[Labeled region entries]
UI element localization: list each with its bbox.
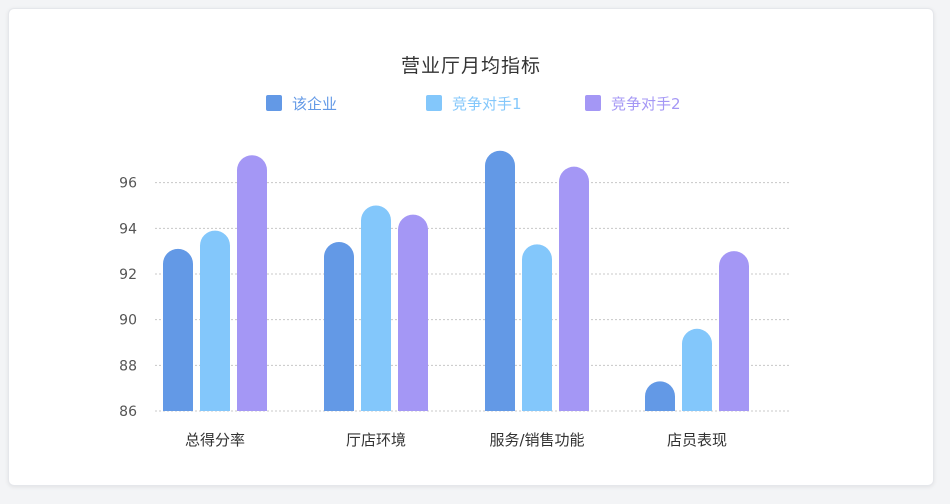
bar-chart: 86 88 90 92 94 96 总得分率 厅店环境 服务/销售功能 店员表现 该企业 竞争对手1 竞… [119,95,789,449]
bar-2-2 [559,166,589,411]
legend-swatch-0 [266,95,282,111]
bar-3-0 [645,381,675,411]
x-category-label-2: 服务/销售功能 [489,431,584,449]
x-category-label-0: 总得分率 [185,431,245,449]
bar-1-1 [361,205,391,411]
y-tick-label-0: 86 [119,404,137,420]
legend-label-0: 该企业 [292,95,337,113]
y-tick-label-3: 92 [119,267,137,283]
bar-0-2 [237,155,267,411]
bar-3-2 [719,251,749,411]
bar-2-1 [522,244,552,411]
x-category-label-1: 厅店环境 [346,431,406,449]
bar-0-0 [163,248,193,411]
legend-swatch-1 [426,95,442,111]
y-tick-label-1: 88 [119,358,137,374]
y-tick-label-2: 90 [119,313,137,329]
legend-label-1: 竞争对手1 [452,95,522,113]
legend-swatch-2 [585,95,601,111]
y-tick-label-5: 96 [119,176,137,192]
chart-title: 营业厅月均指标 [400,55,541,77]
bar-1-0 [324,242,354,411]
bar-0-1 [200,230,230,411]
chart-card: 营业厅月均指标 86 88 90 92 94 96 总得分率 厅店环境 服务/销售功能 店员表现 该… [8,8,934,486]
y-tick-label-4: 94 [119,221,137,237]
bar-3-1 [682,328,712,411]
legend-label-2: 竞争对手2 [611,95,681,113]
bar-2-0 [485,150,515,412]
bar-1-2 [398,214,428,411]
x-category-label-3: 店员表现 [667,431,727,449]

§ **The exercise**
Write out these lines word for word, omitting the pictures.

§ **Task result**
UI element localization: list each with its bbox.
bar-chart: 86 88 90 92 94 96 总得分率 厅店环境 服务/销售功能 店员表现 该企业 竞争对手1 竞… [119,95,789,449]
bar-2-2 [559,166,589,411]
legend-swatch-0 [266,95,282,111]
bar-3-0 [645,381,675,411]
x-category-label-2: 服务/销售功能 [489,431,584,449]
x-category-label-0: 总得分率 [185,431,245,449]
bar-1-1 [361,205,391,411]
y-tick-label-0: 86 [119,404,137,420]
legend-label-0: 该企业 [292,95,337,113]
y-tick-label-3: 92 [119,267,137,283]
bar-0-2 [237,155,267,411]
bar-3-2 [719,251,749,411]
bar-2-1 [522,244,552,411]
x-category-label-1: 厅店环境 [346,431,406,449]
bar-0-0 [163,248,193,411]
legend-swatch-1 [426,95,442,111]
y-tick-label-1: 88 [119,358,137,374]
y-tick-label-2: 90 [119,313,137,329]
legend-label-1: 竞争对手1 [452,95,522,113]
legend-swatch-2 [585,95,601,111]
y-tick-label-5: 96 [119,176,137,192]
chart-title: 营业厅月均指标 [400,55,541,77]
bar-1-0 [324,242,354,411]
bar-0-1 [200,230,230,411]
chart-card: 营业厅月均指标 86 88 90 92 94 96 总得分率 厅店环境 服务/销售功能 店员表现 该… [8,8,934,486]
y-tick-label-4: 94 [119,221,137,237]
bar-3-1 [682,328,712,411]
legend-label-2: 竞争对手2 [611,95,681,113]
bar-2-0 [485,150,515,412]
bar-1-2 [398,214,428,411]
x-category-label-3: 店员表现 [667,431,727,449]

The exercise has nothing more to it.